*Consignes*:
1 – Recopiez fidèlement un passage du texte sur la pièce : commencez aux mots « Dans la solitude » et arrêtez-vous après « scène en 1996). ».
2 – Relevez toutes les années mentionnées dans le texte sur la pièce.

*Texte extrait*:
------------------------------------------------

Dans la solitude des champs de coton n’est composé que d’une seule scène dans laquelle on assiste à la rencontre et à la discussion que vont avoir les deux personnages de la pièce : Le Dealer et Le Client. L’action se situe dans un lieu désert et indéterminé à une heure elle aussi indéterminée de la nuit. Les deux protagonistes dialoguent par le biais de longues tirades, sauf à la fin où le dialogue s’accélère.

 

À noter que Patrice CHEREAU a mis en scène cette pièce trois fois. D’abord au Théâtre des Amandiers à Nanterre en 1987 avec Laurent MALET (le client) et Isaac DE BANKOLE (le dealer). Puis en 1990 il reprend lui-même le rôle du dealer, et enfin en 1995 où Pascal GREGGORY prend le rôle du client (Molière de meilleure mise en scène en 1996).

 

La salle est pleine, nous sommes bien placés.

------------------------------------------------

*Données enregistrées*:
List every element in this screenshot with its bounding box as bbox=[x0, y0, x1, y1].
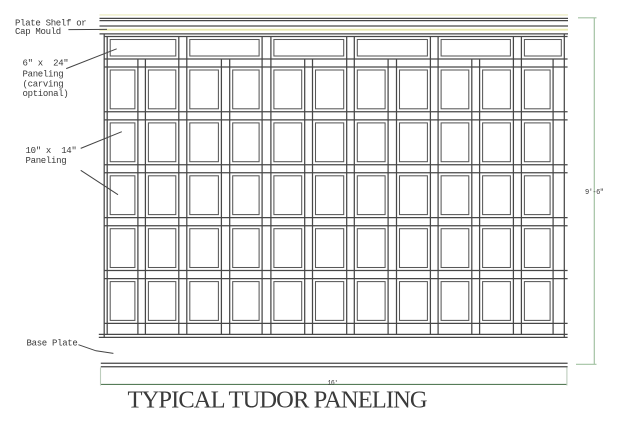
svg-text:optional): optional) bbox=[23, 89, 69, 99]
svg-text:Paneling: Paneling bbox=[23, 70, 64, 80]
svg-text:10" x 14": 10" x 14" bbox=[26, 146, 77, 156]
svg-text:6" x 24": 6" x 24" bbox=[23, 58, 69, 68]
svg-text:Paneling: Paneling bbox=[26, 156, 67, 166]
svg-text:TYPICAL TUDOR PANELING: TYPICAL TUDOR PANELING bbox=[128, 386, 427, 413]
svg-text:9'-6": 9'-6" bbox=[585, 189, 604, 197]
svg-text:Cap Mould: Cap Mould bbox=[15, 27, 61, 37]
svg-text:Base Plate: Base Plate bbox=[27, 338, 78, 348]
svg-text:(carving: (carving bbox=[23, 79, 64, 89]
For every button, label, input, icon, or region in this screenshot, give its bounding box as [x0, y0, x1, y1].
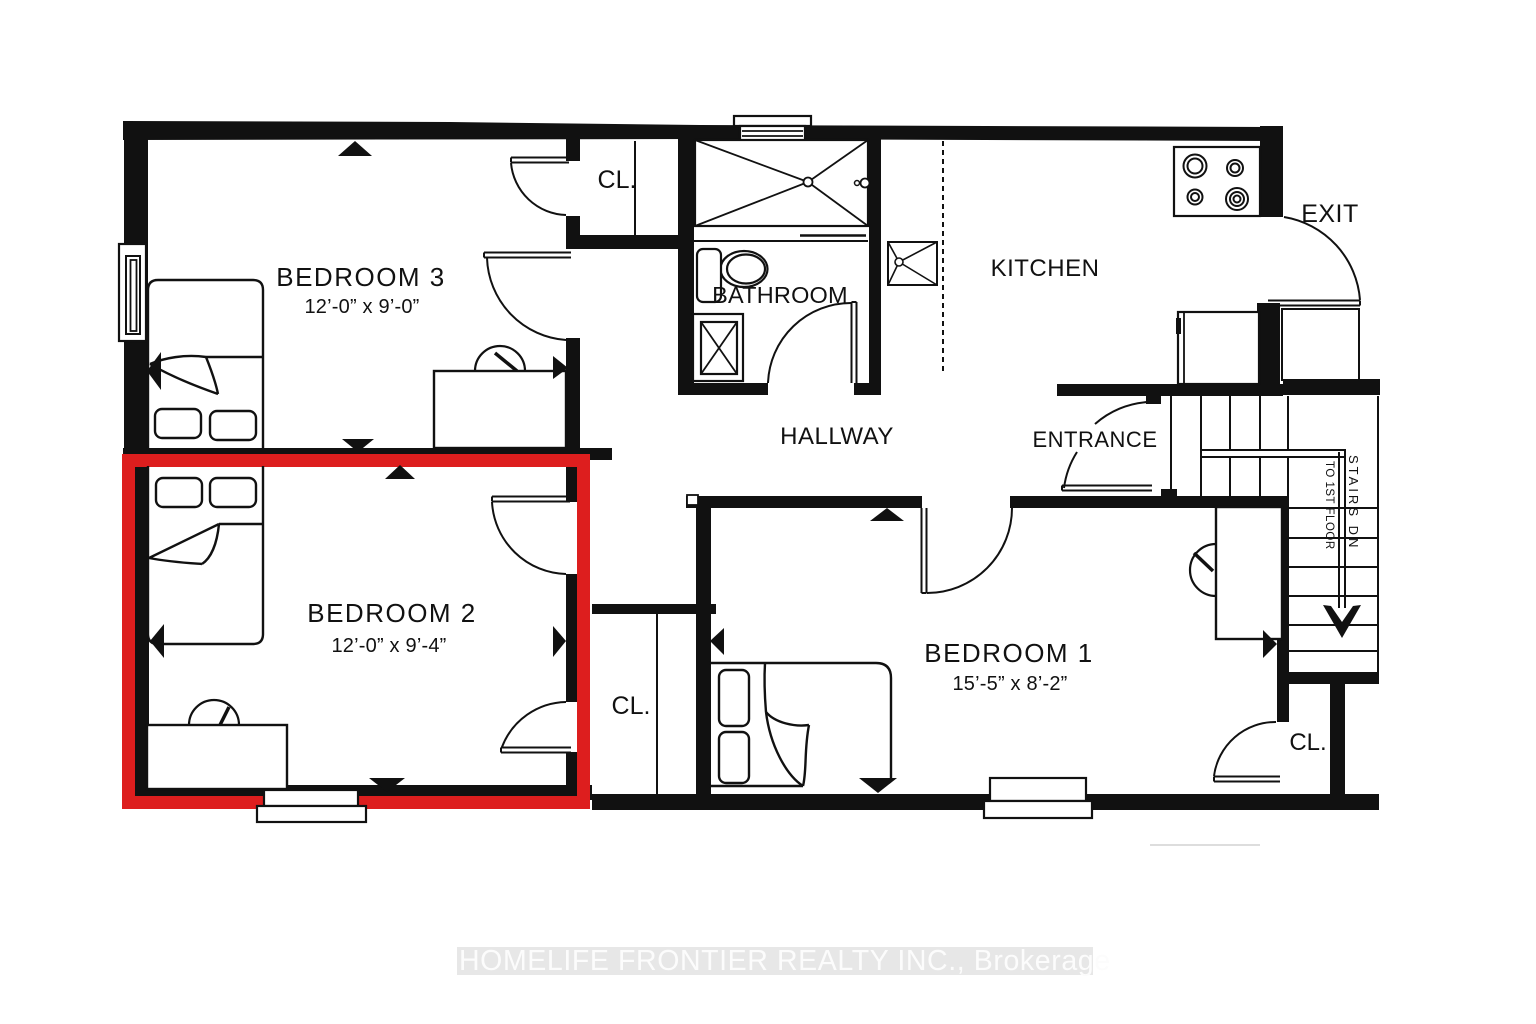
- svg-text:BEDROOM 3: BEDROOM 3: [276, 262, 446, 292]
- svg-text:HOMELIFE FRONTIER REALTY INC.,: HOMELIFE FRONTIER REALTY INC., Brokerage: [459, 945, 1111, 977]
- svg-text:KITCHEN: KITCHEN: [991, 255, 1100, 282]
- svg-text:CL.: CL.: [1289, 729, 1326, 756]
- svg-text:EXIT: EXIT: [1301, 200, 1359, 228]
- svg-text:BATHROOM: BATHROOM: [712, 282, 848, 308]
- svg-text:CL.: CL.: [598, 166, 637, 194]
- svg-text:BEDROOM 2: BEDROOM 2: [307, 598, 477, 628]
- svg-text:STAIRS DN: STAIRS DN: [1346, 455, 1361, 550]
- svg-text:TO 1ST FLOOR: TO 1ST FLOOR: [1323, 461, 1335, 550]
- svg-text:12’-0” x 9’-4”: 12’-0” x 9’-4”: [331, 635, 446, 657]
- svg-text:HALLWAY: HALLWAY: [780, 423, 894, 450]
- svg-text:BEDROOM 1: BEDROOM 1: [924, 638, 1094, 668]
- svg-text:15’-5” x 8’-2”: 15’-5” x 8’-2”: [952, 673, 1067, 695]
- svg-text:12’-0” x 9’-0”: 12’-0” x 9’-0”: [304, 296, 419, 318]
- svg-text:CL.: CL.: [612, 692, 651, 720]
- svg-text:ENTRANCE: ENTRANCE: [1032, 427, 1157, 452]
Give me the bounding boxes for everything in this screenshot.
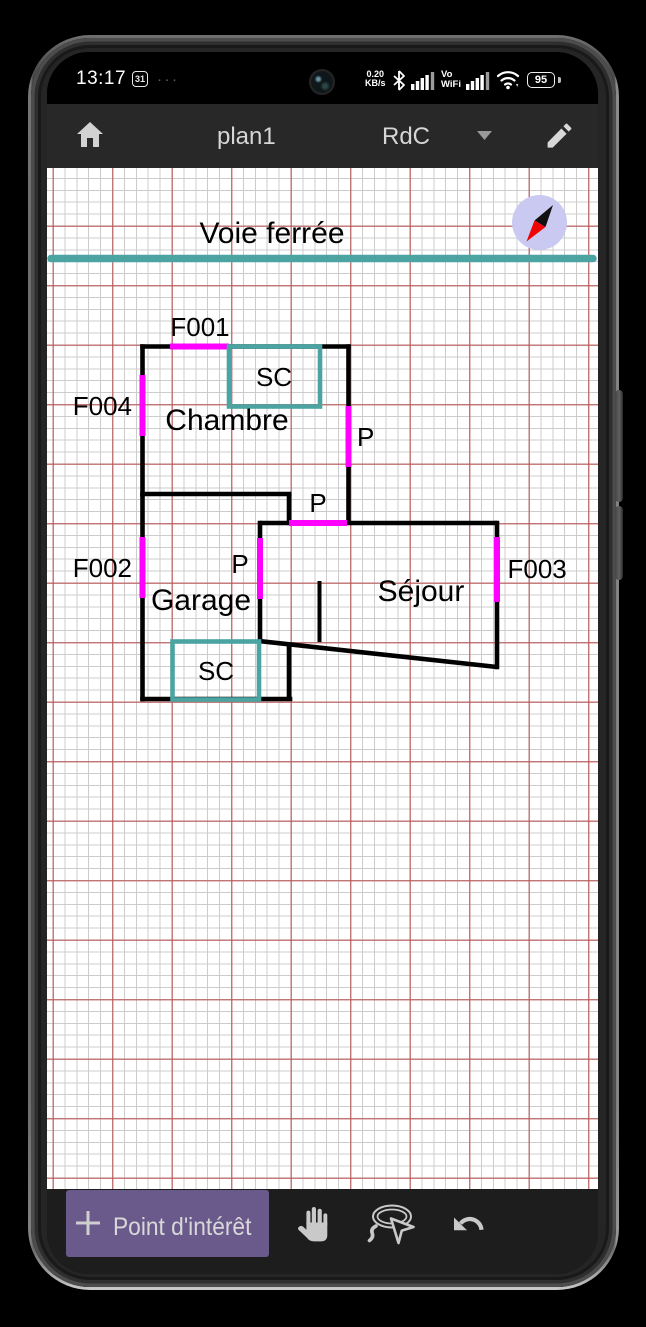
svg-text:P: P (231, 549, 248, 579)
svg-text:F002: F002 (73, 553, 132, 583)
svg-text:Chambre: Chambre (165, 404, 288, 437)
svg-text:Garage: Garage (151, 584, 251, 617)
svg-text:P: P (309, 488, 326, 518)
svg-text:P: P (357, 422, 374, 452)
svg-text:Séjour: Séjour (378, 575, 465, 608)
svg-text:F001: F001 (170, 312, 229, 342)
svg-text:F003: F003 (508, 554, 567, 584)
svg-text:Voie ferrée: Voie ferrée (199, 217, 344, 250)
svg-text:SC: SC (256, 362, 292, 392)
svg-text:F004: F004 (73, 391, 132, 421)
svg-text:SC: SC (198, 656, 234, 686)
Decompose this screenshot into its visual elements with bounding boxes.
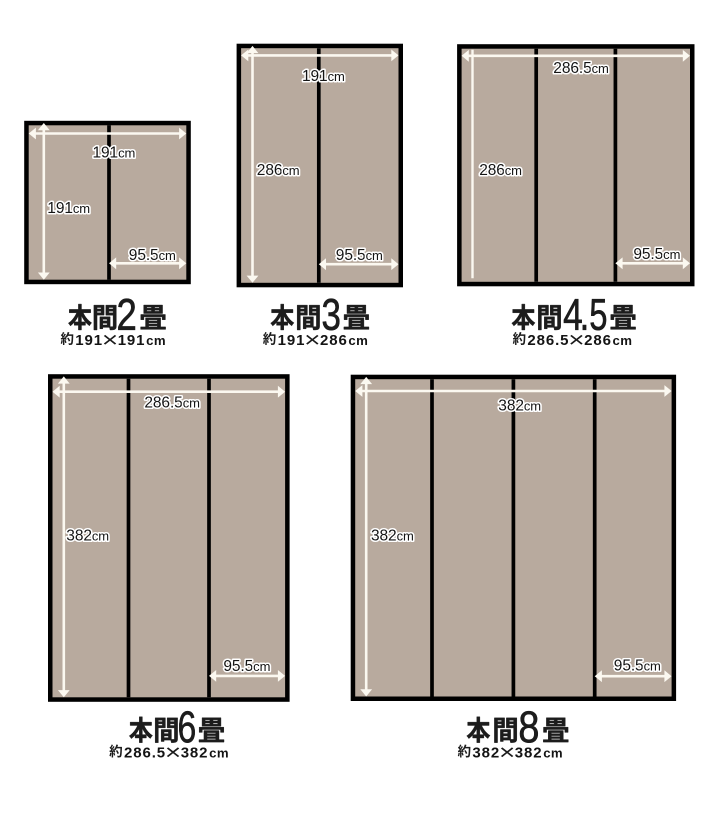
svg-text:191cm: 191cm [47, 200, 90, 217]
svg-text:cm: cm [543, 746, 563, 761]
svg-text:191cm: 191cm [302, 68, 345, 85]
svg-text:382: 382 [472, 745, 500, 762]
svg-text:286: 286 [320, 332, 348, 349]
svg-text:286: 286 [584, 332, 612, 349]
svg-text:95.5cm: 95.5cm [336, 247, 383, 264]
svg-text:95.5cm: 95.5cm [614, 658, 661, 675]
svg-text:95.5cm: 95.5cm [129, 247, 176, 264]
svg-text:cm: cm [146, 333, 166, 348]
svg-text:382cm: 382cm [66, 528, 109, 545]
svg-text:cm: cm [348, 333, 368, 348]
svg-text:286.5cm: 286.5cm [553, 60, 608, 77]
svg-text:cm: cm [613, 333, 633, 348]
svg-text:191cm: 191cm [93, 145, 136, 162]
svg-text:191: 191 [75, 332, 103, 349]
svg-text:95.5cm: 95.5cm [633, 246, 680, 263]
svg-text:191: 191 [118, 332, 146, 349]
svg-text:382: 382 [515, 745, 543, 762]
svg-text:286.5: 286.5 [124, 745, 166, 762]
svg-text:286.5cm: 286.5cm [144, 394, 199, 411]
svg-text:286cm: 286cm [257, 162, 300, 179]
svg-text:191: 191 [278, 332, 306, 349]
svg-text:382cm: 382cm [371, 528, 414, 545]
svg-text:286cm: 286cm [479, 162, 522, 179]
svg-text:382: 382 [181, 745, 209, 762]
svg-text:382cm: 382cm [498, 398, 541, 415]
svg-text:cm: cm [209, 746, 229, 761]
svg-text:95.5cm: 95.5cm [223, 658, 270, 675]
svg-text:286.5: 286.5 [527, 332, 569, 349]
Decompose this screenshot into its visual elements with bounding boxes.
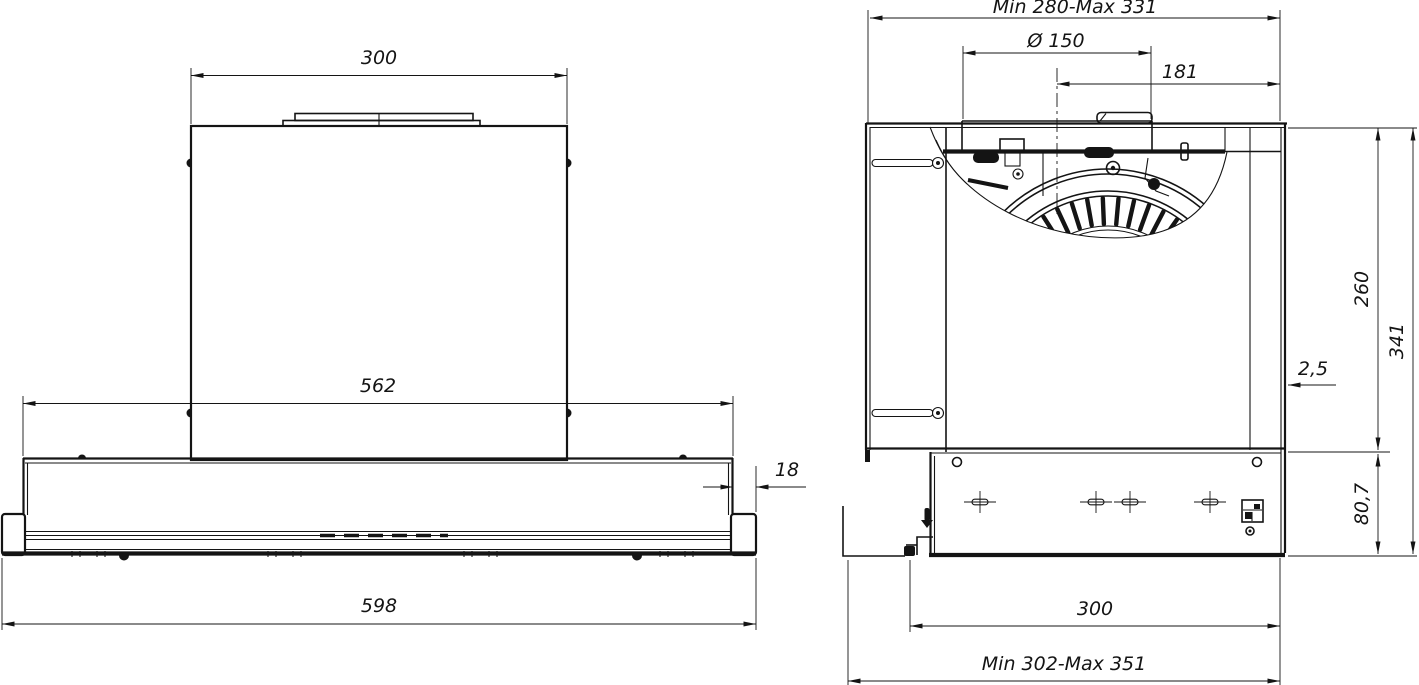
screw-bump [567, 159, 572, 168]
chimney-duct [187, 114, 572, 461]
dim-depth-range: Min 280-Max 331 [868, 0, 1280, 123]
dim-label-mounting-width: 300 [1077, 598, 1113, 620]
dim-label-lower-height: 80,7 [1351, 483, 1373, 525]
screw-hole [953, 458, 962, 467]
rating-plate-icon [1242, 500, 1263, 522]
dim-label-depth-range: Min 280-Max 331 [993, 0, 1157, 18]
rear-tab [865, 450, 870, 462]
dim-label-visor-offset: 18 [775, 459, 799, 481]
screw-hole [1253, 458, 1262, 467]
dim-label-chimney-width: 300 [361, 47, 397, 69]
side-view [843, 68, 1287, 556]
cabinet-contour [843, 506, 905, 556]
dim-total-width: 598 [2, 558, 756, 630]
lower-section [843, 452, 1285, 556]
dim-overall-depth-range: Min 302-Max 351 [848, 560, 1280, 685]
foot-bump [119, 556, 129, 561]
dim-label-overall-height: 341 [1386, 323, 1408, 359]
dim-label-duct-diameter: Ø 150 [1026, 30, 1084, 52]
dim-label-body-width: 562 [360, 375, 396, 397]
dim-chimney-width: 300 [191, 47, 567, 124]
screw-bump [679, 455, 687, 459]
dim-label-total-width: 598 [361, 595, 397, 617]
bracket-screw [925, 508, 930, 521]
dim-duct-offset: 181 [1057, 61, 1280, 84]
dim-front-gap: 2,5 [1288, 358, 1336, 385]
dim-label-duct-offset: 181 [1162, 61, 1198, 83]
dim-body-height: 260 [1288, 128, 1417, 452]
side-view-dimensions: Min 280-Max 331 Ø 150 181 260 80,7 341 [848, 0, 1417, 685]
dim-label-body-height: 260 [1351, 271, 1373, 307]
bracket-peg [904, 546, 915, 556]
screw-bump [187, 159, 191, 168]
mounting-rods [872, 158, 944, 419]
mounting-slots [964, 491, 1226, 513]
screw-bump [78, 455, 86, 459]
side-body-outline [865, 123, 1287, 553]
hood-dimension-drawing: 300 562 18 598 [0, 0, 1419, 685]
technical-drawing-page: 300 562 18 598 [0, 0, 1419, 685]
dim-overall-height: 341 [1386, 128, 1413, 554]
motor-details [968, 139, 1188, 196]
dim-label-front-gap: 2,5 [1298, 358, 1328, 380]
foot-bump [632, 556, 642, 561]
dim-lower-height: 80,7 [1288, 454, 1417, 556]
screw-bump [567, 409, 572, 418]
dim-label-overall-depth-range: Min 302-Max 351 [982, 653, 1146, 675]
front-view [2, 114, 756, 561]
dim-visor-offset: 18 [703, 459, 806, 512]
dim-body-width: 562 [23, 375, 733, 456]
fan-blades [991, 198, 1226, 302]
visor-panel [2, 514, 756, 561]
screw-bump [187, 409, 191, 418]
canopy-body [23, 455, 733, 516]
wall-bracket [904, 508, 933, 556]
front-view-dimensions: 300 562 18 598 [2, 47, 806, 630]
blower-wheel [959, 169, 1257, 467]
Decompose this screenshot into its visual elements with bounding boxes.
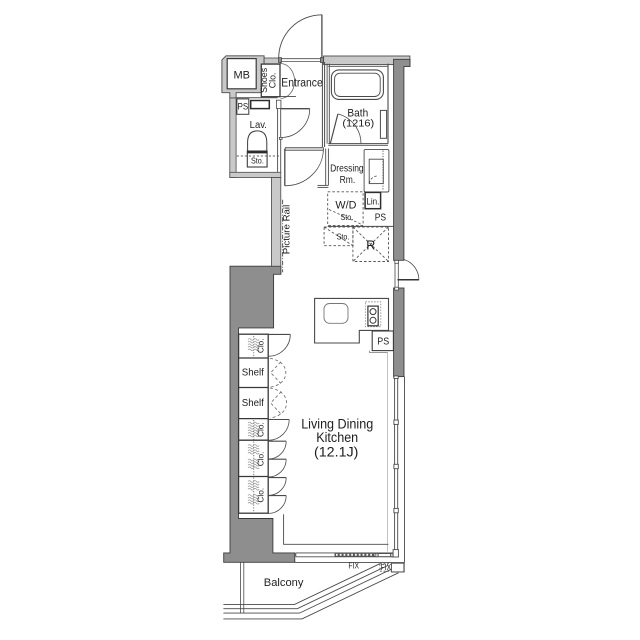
svg-text:Clo.: Clo. bbox=[267, 73, 277, 89]
svg-text:Picture Rail: Picture Rail bbox=[281, 205, 292, 254]
svg-text:PS: PS bbox=[377, 336, 389, 348]
svg-text:Clo.: Clo. bbox=[255, 452, 265, 467]
svg-text:Clo.: Clo. bbox=[255, 422, 265, 437]
svg-text:(1216): (1216) bbox=[342, 118, 374, 130]
svg-text:PS: PS bbox=[375, 212, 386, 223]
svg-text:R: R bbox=[366, 238, 375, 252]
svg-text:Lin.: Lin. bbox=[366, 196, 379, 207]
svg-text:(12.1J): (12.1J) bbox=[314, 444, 358, 460]
svg-text:PS: PS bbox=[238, 101, 249, 112]
svg-text:Rm.: Rm. bbox=[340, 174, 356, 185]
svg-text:Shelf: Shelf bbox=[242, 398, 264, 409]
svg-text:Entrance: Entrance bbox=[281, 77, 322, 90]
svg-text:Dressing: Dressing bbox=[330, 163, 363, 174]
svg-text:FIX: FIX bbox=[381, 562, 392, 572]
svg-text:Sto.: Sto. bbox=[340, 212, 353, 222]
svg-text:Clo.: Clo. bbox=[255, 338, 265, 353]
svg-text:Sto.: Sto. bbox=[251, 156, 264, 166]
svg-text:MB: MB bbox=[233, 70, 250, 82]
svg-text:Clo.: Clo. bbox=[255, 488, 265, 503]
svg-text:FIX: FIX bbox=[348, 561, 359, 571]
svg-text:W/D: W/D bbox=[335, 199, 356, 211]
svg-text:Lav.: Lav. bbox=[250, 120, 267, 131]
svg-text:Balcony: Balcony bbox=[264, 577, 304, 589]
svg-text:Shelf: Shelf bbox=[242, 368, 264, 379]
svg-text:Sto.: Sto. bbox=[337, 232, 350, 242]
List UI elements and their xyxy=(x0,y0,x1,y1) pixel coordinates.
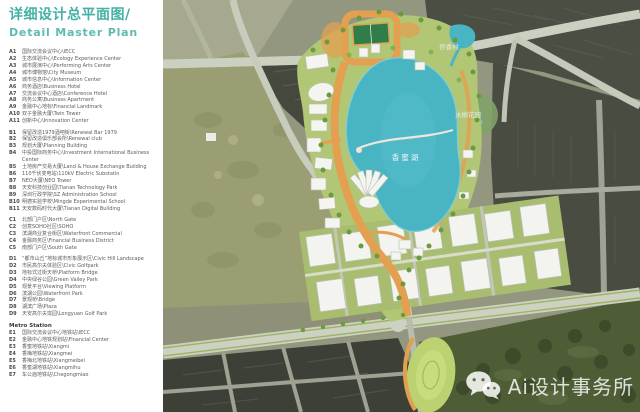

------------------------------------------------

*Corrigé complet*:
1 –
Dans la solitude des champs de coton n’est composé que d’une seule scène dans laquelle on assiste à la rencontre et à la discussion que vont avoir les deux personnages de la pièce : Le Dealer et Le Client. L’action se situe dans un lieu désert et indéterminé à une heure elle aussi indéterminée de la nuit. Les deux protagonistes dialoguent par le biais de longues tirades, sauf à la fin où le dialogue s’accélère.

 

À noter que Patrice CHEREAU a mis en scène cette pièce trois fois. D’abord au Théâtre des Amandiers à Nanterre en 1987 avec Laurent MALET (le client) et Isaac DE BANKOLE (le dealer). Puis en 1990 il reprend lui-même le rôle du dealer, et enfin en 1995 où Pascal GREGGORY prend le rôle du client (Molière de meilleure mise en scène en 1996).

2 – 1987, 1990, 1995, 1996